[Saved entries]
═══
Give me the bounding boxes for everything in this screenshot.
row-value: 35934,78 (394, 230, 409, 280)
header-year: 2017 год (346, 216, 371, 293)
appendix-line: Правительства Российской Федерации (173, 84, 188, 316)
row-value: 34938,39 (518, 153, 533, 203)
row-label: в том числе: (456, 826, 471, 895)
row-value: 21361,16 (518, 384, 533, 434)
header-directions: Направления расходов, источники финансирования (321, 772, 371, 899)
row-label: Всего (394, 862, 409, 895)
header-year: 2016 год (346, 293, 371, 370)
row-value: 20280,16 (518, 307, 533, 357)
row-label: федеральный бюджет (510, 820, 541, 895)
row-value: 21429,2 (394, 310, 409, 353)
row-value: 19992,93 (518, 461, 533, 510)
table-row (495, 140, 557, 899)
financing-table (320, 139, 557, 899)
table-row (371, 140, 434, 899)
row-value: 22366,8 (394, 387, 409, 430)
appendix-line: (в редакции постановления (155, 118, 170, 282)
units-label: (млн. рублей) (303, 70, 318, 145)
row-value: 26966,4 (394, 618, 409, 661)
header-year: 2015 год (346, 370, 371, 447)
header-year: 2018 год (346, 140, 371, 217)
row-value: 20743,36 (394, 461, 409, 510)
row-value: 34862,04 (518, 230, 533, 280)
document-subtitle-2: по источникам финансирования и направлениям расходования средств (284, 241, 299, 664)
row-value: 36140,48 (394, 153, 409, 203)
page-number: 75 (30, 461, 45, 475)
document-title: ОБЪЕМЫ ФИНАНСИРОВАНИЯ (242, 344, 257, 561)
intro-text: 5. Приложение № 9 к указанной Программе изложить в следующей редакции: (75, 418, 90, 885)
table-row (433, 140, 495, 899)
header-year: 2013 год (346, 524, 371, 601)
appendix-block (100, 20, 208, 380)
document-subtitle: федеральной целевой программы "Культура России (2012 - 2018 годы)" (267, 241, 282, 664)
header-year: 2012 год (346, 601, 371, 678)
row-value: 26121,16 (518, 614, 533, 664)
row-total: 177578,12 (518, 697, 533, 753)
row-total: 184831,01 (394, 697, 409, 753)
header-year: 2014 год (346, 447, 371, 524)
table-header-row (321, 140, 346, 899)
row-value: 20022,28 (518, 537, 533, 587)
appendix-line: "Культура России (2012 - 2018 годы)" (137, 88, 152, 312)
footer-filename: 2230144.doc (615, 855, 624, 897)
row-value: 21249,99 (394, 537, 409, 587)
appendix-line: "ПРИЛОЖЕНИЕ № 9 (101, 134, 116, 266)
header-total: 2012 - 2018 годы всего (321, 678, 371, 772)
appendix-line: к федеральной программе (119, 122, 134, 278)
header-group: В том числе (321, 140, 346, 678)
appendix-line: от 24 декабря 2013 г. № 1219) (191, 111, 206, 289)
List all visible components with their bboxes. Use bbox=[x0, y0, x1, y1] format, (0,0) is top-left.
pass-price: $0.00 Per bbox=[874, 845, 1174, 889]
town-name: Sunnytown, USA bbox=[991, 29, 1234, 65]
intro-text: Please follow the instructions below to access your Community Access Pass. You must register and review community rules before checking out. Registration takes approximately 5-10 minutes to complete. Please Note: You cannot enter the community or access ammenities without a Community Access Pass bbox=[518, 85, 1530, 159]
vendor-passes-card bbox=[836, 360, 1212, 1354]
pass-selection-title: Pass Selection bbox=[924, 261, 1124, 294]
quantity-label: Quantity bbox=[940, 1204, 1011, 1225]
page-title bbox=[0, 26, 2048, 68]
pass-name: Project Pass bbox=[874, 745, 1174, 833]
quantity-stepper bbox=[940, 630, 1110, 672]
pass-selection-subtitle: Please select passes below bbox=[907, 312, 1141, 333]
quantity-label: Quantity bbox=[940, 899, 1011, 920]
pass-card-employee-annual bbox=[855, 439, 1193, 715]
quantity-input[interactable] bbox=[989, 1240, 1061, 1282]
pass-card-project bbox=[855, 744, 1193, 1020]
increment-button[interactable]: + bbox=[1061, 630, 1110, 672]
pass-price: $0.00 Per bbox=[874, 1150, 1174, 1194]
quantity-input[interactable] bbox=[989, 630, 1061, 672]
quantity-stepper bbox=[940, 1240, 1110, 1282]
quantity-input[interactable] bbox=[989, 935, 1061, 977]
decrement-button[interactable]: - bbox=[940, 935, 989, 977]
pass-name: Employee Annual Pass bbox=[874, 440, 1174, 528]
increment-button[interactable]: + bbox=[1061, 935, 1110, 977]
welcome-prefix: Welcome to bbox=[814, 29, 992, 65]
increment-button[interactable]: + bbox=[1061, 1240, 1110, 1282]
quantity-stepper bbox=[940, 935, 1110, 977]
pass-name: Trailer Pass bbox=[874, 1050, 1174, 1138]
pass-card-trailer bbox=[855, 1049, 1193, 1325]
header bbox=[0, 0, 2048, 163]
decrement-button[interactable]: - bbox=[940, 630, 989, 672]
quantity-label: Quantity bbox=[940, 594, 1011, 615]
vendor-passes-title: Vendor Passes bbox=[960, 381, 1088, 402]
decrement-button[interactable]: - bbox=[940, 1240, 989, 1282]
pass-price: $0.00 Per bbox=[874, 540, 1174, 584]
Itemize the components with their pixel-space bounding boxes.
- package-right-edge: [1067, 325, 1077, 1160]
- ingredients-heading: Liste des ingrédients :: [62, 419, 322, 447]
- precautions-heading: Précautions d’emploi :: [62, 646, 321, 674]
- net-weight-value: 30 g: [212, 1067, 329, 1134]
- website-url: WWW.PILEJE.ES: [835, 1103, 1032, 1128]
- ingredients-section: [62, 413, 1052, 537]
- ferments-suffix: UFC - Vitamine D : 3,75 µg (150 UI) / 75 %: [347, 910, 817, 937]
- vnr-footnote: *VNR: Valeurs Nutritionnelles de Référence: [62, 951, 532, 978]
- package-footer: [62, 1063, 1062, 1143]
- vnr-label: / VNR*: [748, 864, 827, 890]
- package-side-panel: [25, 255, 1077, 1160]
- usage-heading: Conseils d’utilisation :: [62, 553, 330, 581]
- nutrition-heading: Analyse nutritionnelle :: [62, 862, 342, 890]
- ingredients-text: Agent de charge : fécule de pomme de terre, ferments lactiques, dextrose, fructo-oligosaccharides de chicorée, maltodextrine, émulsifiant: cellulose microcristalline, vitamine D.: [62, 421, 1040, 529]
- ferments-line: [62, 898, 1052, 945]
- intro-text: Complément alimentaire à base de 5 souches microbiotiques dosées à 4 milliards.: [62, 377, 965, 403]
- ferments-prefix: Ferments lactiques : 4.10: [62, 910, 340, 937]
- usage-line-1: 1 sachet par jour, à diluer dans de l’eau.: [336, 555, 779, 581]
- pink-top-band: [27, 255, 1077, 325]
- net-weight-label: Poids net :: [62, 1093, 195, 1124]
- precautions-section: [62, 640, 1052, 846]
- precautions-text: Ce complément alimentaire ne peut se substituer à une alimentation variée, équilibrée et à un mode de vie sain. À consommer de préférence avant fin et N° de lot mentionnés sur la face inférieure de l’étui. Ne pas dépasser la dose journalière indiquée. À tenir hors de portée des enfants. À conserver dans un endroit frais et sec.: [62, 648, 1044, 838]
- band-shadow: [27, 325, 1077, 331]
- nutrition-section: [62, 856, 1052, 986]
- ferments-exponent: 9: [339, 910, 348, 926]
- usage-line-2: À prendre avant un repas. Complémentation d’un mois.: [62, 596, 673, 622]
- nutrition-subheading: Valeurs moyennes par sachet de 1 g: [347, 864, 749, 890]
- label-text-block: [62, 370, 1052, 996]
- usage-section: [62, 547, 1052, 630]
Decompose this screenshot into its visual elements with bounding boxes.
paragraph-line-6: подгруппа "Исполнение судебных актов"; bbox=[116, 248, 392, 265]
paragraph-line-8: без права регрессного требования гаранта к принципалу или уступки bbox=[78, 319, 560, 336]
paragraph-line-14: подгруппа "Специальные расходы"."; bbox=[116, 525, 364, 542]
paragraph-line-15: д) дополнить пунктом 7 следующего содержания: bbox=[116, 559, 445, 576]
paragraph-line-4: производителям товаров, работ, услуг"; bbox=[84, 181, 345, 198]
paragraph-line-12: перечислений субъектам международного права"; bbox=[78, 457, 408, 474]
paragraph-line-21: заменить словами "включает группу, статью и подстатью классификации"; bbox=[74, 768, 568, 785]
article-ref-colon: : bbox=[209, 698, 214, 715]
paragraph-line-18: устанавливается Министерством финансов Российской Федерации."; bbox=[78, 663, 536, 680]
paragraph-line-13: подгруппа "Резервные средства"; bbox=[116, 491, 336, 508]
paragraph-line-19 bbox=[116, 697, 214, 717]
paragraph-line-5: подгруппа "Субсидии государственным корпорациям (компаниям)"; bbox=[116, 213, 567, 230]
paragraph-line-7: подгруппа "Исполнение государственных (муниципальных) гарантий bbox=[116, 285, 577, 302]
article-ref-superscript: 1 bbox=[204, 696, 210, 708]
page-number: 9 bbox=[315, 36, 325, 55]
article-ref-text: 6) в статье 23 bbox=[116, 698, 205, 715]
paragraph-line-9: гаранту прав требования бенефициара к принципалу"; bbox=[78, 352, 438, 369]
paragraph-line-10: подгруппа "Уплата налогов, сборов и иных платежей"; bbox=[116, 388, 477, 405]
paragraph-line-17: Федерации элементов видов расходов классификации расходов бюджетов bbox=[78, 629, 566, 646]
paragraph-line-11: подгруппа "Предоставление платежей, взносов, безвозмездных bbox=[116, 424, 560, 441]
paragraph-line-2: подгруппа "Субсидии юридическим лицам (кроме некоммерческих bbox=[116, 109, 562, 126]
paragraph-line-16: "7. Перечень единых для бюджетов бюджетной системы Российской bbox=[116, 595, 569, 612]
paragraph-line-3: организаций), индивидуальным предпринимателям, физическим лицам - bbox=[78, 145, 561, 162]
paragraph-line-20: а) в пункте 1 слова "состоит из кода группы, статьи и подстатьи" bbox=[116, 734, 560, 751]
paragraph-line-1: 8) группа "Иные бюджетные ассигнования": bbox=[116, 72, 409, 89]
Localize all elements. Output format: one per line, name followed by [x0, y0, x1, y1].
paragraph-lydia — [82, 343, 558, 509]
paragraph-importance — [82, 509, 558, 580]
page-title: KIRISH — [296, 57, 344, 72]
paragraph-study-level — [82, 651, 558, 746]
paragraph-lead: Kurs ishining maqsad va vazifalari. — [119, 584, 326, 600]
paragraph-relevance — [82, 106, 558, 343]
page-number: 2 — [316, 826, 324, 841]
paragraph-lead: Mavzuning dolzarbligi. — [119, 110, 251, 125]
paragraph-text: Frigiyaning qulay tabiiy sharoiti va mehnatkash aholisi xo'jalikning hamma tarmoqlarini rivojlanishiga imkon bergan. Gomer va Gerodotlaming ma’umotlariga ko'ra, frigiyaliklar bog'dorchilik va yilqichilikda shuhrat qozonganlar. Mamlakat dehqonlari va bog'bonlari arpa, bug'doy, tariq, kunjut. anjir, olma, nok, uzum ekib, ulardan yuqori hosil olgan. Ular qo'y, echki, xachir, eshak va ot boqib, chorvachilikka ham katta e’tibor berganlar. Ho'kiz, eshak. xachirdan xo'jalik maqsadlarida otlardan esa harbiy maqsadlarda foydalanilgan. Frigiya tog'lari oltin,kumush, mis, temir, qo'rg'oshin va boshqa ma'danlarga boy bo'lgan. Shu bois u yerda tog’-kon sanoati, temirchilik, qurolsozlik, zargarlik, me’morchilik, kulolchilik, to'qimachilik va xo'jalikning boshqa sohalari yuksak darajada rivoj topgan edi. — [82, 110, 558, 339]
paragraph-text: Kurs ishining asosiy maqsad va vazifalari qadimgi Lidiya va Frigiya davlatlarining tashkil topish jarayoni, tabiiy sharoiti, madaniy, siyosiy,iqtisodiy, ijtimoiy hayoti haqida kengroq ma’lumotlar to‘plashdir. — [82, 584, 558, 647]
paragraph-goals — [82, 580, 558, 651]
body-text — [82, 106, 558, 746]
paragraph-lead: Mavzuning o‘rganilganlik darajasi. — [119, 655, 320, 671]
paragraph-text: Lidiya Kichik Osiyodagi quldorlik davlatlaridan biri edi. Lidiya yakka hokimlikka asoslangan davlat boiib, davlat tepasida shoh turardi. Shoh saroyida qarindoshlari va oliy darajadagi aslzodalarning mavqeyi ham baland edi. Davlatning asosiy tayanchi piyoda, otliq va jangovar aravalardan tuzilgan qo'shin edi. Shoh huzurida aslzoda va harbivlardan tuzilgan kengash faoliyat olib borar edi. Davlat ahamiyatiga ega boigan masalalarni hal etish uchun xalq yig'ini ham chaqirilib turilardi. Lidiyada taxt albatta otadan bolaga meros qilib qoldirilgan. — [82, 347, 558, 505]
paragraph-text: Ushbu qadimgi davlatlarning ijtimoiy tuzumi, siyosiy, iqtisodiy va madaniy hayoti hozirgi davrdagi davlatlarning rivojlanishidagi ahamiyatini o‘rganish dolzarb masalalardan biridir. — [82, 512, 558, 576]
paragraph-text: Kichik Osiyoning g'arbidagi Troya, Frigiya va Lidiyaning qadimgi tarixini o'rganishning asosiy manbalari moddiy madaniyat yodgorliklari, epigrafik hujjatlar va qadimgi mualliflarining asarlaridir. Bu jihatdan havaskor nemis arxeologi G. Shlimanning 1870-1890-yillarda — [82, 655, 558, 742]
═══
▸ Goal
Please copy the listing starting at its first line and ending at the line that contains "document-title: ОБЪЕМЫ ФИНАНСИРОВАНИЯ", switching "header-year" to "column-year" and keeping everything else unchanged.

▸ Exercise answer
Give me the bounding boxes for everything in this screenshot.
row-value: 35934,78 (394, 230, 409, 280)
column-year: 2017 год (346, 216, 371, 293)
appendix-line: Правительства Российской Федерации (173, 84, 188, 316)
row-value: 34938,39 (518, 153, 533, 203)
row-label: в том числе: (456, 826, 471, 895)
row-value: 21361,16 (518, 384, 533, 434)
header-directions: Направления расходов, источники финансирования (321, 772, 371, 899)
row-label: Всего (394, 862, 409, 895)
column-year: 2016 год (346, 293, 371, 370)
row-value: 20280,16 (518, 307, 533, 357)
row-label: федеральный бюджет (510, 820, 541, 895)
row-value: 21429,2 (394, 310, 409, 353)
row-value: 19992,93 (518, 461, 533, 510)
table-row (495, 140, 557, 899)
financing-table (320, 139, 557, 899)
table-row (371, 140, 434, 899)
row-value: 22366,8 (394, 387, 409, 430)
appendix-line: (в редакции постановления (155, 118, 170, 282)
units-label: (млн. рублей) (303, 70, 318, 145)
row-value: 26966,4 (394, 618, 409, 661)
column-year: 2015 год (346, 370, 371, 447)
column-year: 2018 год (346, 140, 371, 217)
row-value: 20743,36 (394, 461, 409, 510)
row-value: 34862,04 (518, 230, 533, 280)
document-subtitle-2: по источникам финансирования и направлениям расходования средств (284, 241, 299, 664)
row-value: 36140,48 (394, 153, 409, 203)
page-number: 75 (30, 461, 45, 475)
document-title: ОБЪЕМЫ ФИНАНСИРОВАНИЯ (242, 344, 257, 561)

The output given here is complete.